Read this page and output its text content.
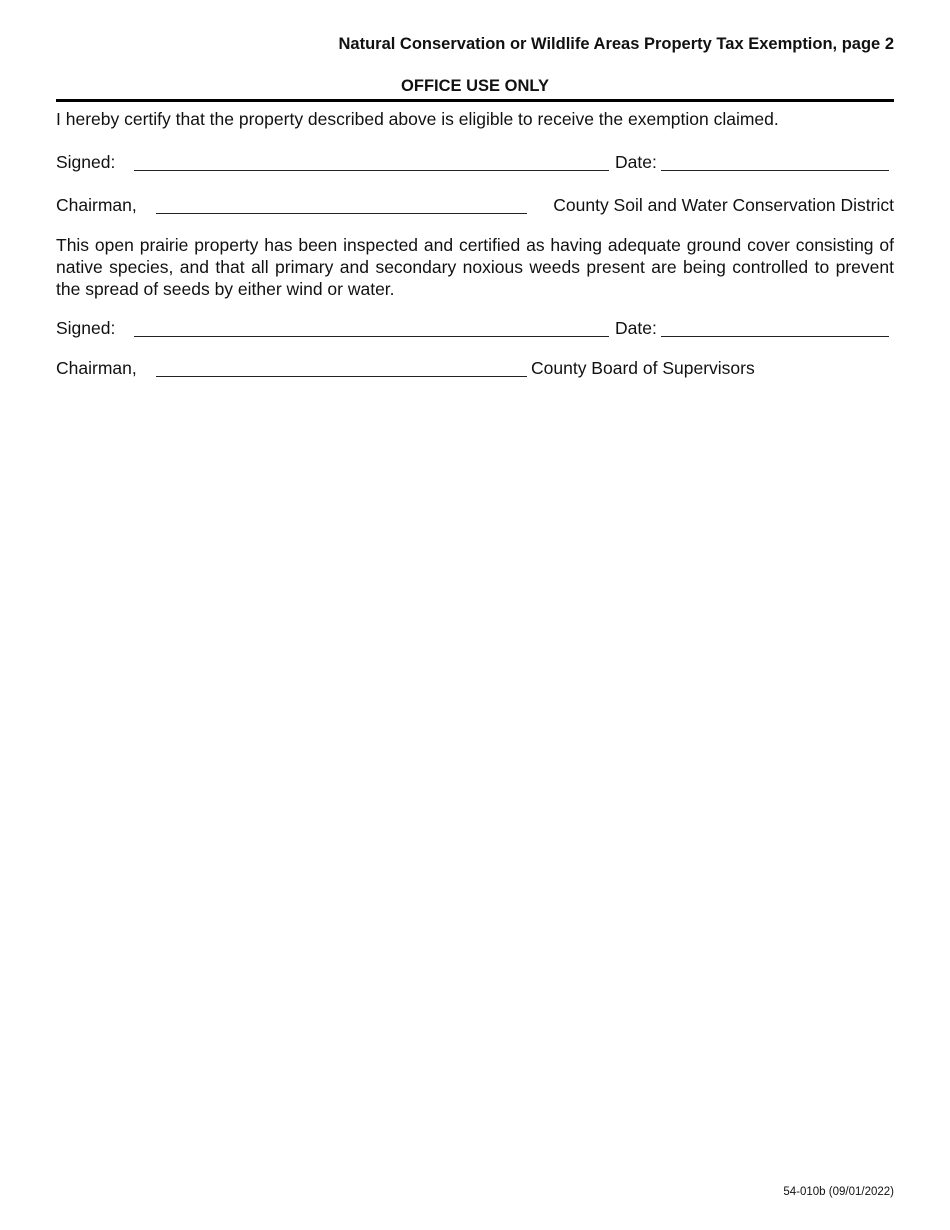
Natural Conservation or Wildlife Areas Property Tax Exemption, page 2
OFFICE USE ONLY
I hereby certify that the property described above is eligible to receive the exemption claimed.
Signed:	Date:
Chairman,	County Soil and Water Conservation District
This open prairie property has been inspected and certified as having adequate ground cover consisting of native species, and that all primary and secondary noxious weeds present are being controlled to prevent the spread of seeds by either wind or water.
Signed:	Date:
Chairman,	County Board of Supervisors
54-010b (09/01/2022)
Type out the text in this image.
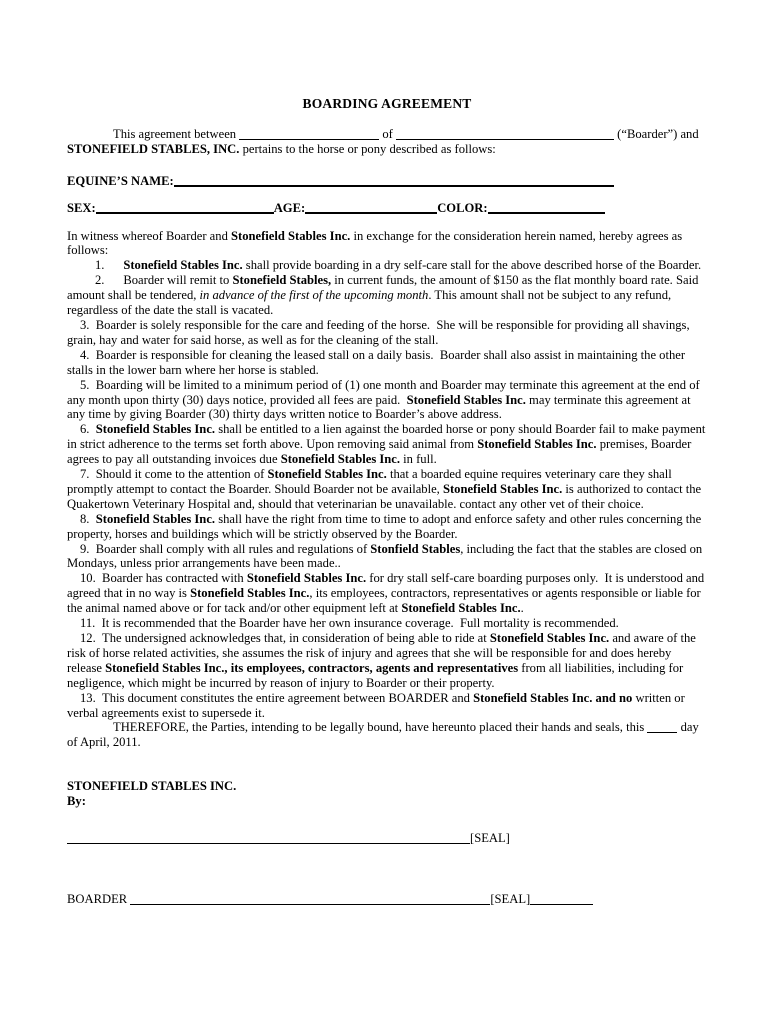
BOARDING AGREEMENT

This agreement between	of	(“Boarder”) and STONEFIELD STABLES, INC. pertains to the horse or pony described as follows:

EQUINE’S NAME:

SEX:	AGE:	COLOR:

In witness whereof Boarder and Stonefield Stables Inc. in exchange for the consideration herein named, hereby agrees as follows:

1.      Stonefield Stables Inc. shall provide boarding in a dry self-care stall for the above described horse of the Boarder.

2.      Boarder will remit to Stonefield Stables, in current funds, the amount of $150 as the flat monthly board rate. Said amount shall be tendered, in advance of the first of the upcoming month. This amount shall not be subject to any refund, regardless of the date the stall is vacated.

3.  Boarder is solely responsible for the care and feeding of the horse.  She will be responsible for providing all shavings, grain, hay and water for said horse, as well as for the cleaning of the stall.

4.  Boarder is responsible for cleaning the leased stall on a daily basis.  Boarder shall also assist in maintaining the other stalls in the lower barn where her horse is stabled.

5.  Boarding will be limited to a minimum period of (1) one month and Boarder may terminate this agreement at the end of any month upon thirty (30) days notice, provided all fees are paid.  Stonefield Stables Inc. may terminate this agreement at any time by giving Boarder (30) thirty days written notice to Boarder’s above address.

6.  Stonefield Stables Inc. shall be entitled to a lien against the boarded horse or pony should Boarder fail to make payment in strict adherence to the terms set forth above. Upon removing said animal from Stonefield Stables Inc. premises, Boarder agrees to pay all outstanding invoices due Stonefield Stables Inc. in full.

7.  Should it come to the attention of Stonefield Stables Inc. that a boarded equine requires veterinary care they shall promptly attempt to contact the Boarder. Should Boarder not be available, Stonefield Stables Inc. is authorized to contact the Quakertown Veterinary Hospital and, should that veterinarian be unavailable. contact any other vet of their choice.

8.  Stonefield Stables Inc. shall have the right from time to time to adopt and enforce safety and other rules concerning the property, horses and buildings which will be strictly observed by the Boarder.

9.  Boarder shall comply with all rules and regulations of Stonfield Stables, including the fact that the stables are closed on Mondays, unless prior arrangements have been made..

10.  Boarder has contracted with Stonefield Stables Inc. for dry stall self-care boarding purposes only.  It is understood and agreed that in no way is Stonefield Stables Inc., its employees, contractors, representatives or agents responsible or liable for the animal named above or for tack and/or other equipment left at Stonefield Stables Inc..

11.  It is recommended that the Boarder have her own insurance coverage.  Full mortality is recommended.

12.  The undersigned acknowledges that, in consideration of being able to ride at Stonefield Stables Inc. and aware of the risk of horse related activities, she assumes the risk of injury and agrees that she will be responsible for and does hereby release Stonefield Stables Inc., its employees, contractors, agents and representatives from all liabilities, including for negligence, which might be incurred by reason of injury to Boarder or their property.

13.  This document constitutes the entire agreement between BOARDER and Stonefield Stables Inc. and no written or verbal agreements exist to supersede it.

THEREFORE, the Parties, intending to be legally bound, have hereunto placed their hands and seals, this  day of April, 2011.

STONEFIELD STABLES INC.

By:

[SEAL]

BOARDER	[SEAL]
---
Respond with the number of lines containing "including" and no additional words.

▸ ANSWER TO THE PROBLEM:
2